### THE INPUT

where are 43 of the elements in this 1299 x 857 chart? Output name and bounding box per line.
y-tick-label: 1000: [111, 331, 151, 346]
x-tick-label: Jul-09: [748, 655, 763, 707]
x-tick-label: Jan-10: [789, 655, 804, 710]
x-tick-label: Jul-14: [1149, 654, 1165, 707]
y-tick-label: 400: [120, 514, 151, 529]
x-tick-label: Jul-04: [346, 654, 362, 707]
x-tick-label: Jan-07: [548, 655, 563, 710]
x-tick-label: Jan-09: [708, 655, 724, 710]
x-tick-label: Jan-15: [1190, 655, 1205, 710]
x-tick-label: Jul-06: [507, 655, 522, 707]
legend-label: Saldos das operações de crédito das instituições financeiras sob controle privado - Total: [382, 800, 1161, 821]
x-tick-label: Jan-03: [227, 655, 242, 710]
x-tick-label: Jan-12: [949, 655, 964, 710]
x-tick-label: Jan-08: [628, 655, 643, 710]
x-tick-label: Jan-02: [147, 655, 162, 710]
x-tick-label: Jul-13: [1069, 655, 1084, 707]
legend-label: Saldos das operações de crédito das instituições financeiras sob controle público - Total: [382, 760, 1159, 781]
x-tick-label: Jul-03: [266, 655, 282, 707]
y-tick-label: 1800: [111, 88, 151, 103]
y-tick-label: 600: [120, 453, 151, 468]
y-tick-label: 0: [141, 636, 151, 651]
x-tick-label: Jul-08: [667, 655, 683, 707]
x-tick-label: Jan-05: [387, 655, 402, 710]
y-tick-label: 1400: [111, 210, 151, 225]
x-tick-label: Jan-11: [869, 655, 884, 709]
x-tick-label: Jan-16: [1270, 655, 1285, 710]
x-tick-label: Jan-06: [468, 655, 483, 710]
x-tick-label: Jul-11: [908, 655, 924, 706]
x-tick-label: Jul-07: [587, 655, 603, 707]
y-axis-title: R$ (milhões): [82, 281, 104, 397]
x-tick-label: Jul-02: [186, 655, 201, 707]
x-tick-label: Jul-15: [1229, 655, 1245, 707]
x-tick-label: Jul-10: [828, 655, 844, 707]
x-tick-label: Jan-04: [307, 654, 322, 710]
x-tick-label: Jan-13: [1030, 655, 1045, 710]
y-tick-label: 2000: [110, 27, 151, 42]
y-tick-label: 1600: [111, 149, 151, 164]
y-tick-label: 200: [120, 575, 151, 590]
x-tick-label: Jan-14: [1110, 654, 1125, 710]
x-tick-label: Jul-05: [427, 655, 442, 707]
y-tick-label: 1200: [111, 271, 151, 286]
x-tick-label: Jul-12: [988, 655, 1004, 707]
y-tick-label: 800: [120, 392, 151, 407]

### WORK TO DO
Copy the rows verbatim from the start through the line with "x-tick-label: Jul-10: [828, 655, 844, 707]", including that line.

### SOLUTION BELOW
where are 43 of the elements in this 1299 x 857 chart? Output name and bounding box per line.
y-tick-label: 1000: [111, 331, 151, 346]
x-tick-label: Jul-09: [748, 655, 763, 707]
x-tick-label: Jan-10: [789, 655, 804, 710]
x-tick-label: Jul-14: [1149, 654, 1165, 707]
y-tick-label: 400: [120, 514, 151, 529]
x-tick-label: Jul-04: [346, 654, 362, 707]
x-tick-label: Jan-07: [548, 655, 563, 710]
x-tick-label: Jan-09: [708, 655, 724, 710]
x-tick-label: Jan-15: [1190, 655, 1205, 710]
x-tick-label: Jul-06: [507, 655, 522, 707]
legend-label: Saldos das operações de crédito das instituições financeiras sob controle privado - Total: [382, 800, 1161, 821]
x-tick-label: Jan-03: [227, 655, 242, 710]
x-tick-label: Jan-12: [949, 655, 964, 710]
x-tick-label: Jan-08: [628, 655, 643, 710]
x-tick-label: Jan-02: [147, 655, 162, 710]
x-tick-label: Jul-13: [1069, 655, 1084, 707]
legend-label: Saldos das operações de crédito das instituições financeiras sob controle público - Total: [382, 760, 1159, 781]
x-tick-label: Jul-03: [266, 655, 282, 707]
y-tick-label: 1800: [111, 88, 151, 103]
y-tick-label: 600: [120, 453, 151, 468]
y-tick-label: 0: [141, 636, 151, 651]
x-tick-label: Jul-08: [667, 655, 683, 707]
x-tick-label: Jan-05: [387, 655, 402, 710]
y-tick-label: 1400: [111, 210, 151, 225]
x-tick-label: Jan-11: [869, 655, 884, 709]
x-tick-label: Jan-16: [1270, 655, 1285, 710]
x-tick-label: Jan-06: [468, 655, 483, 710]
x-tick-label: Jul-11: [908, 655, 924, 706]
x-tick-label: Jul-07: [587, 655, 603, 707]
y-axis-title: R$ (milhões): [82, 281, 104, 397]
x-tick-label: Jul-02: [186, 655, 201, 707]
x-tick-label: Jul-15: [1229, 655, 1245, 707]
x-tick-label: Jul-10: [828, 655, 844, 707]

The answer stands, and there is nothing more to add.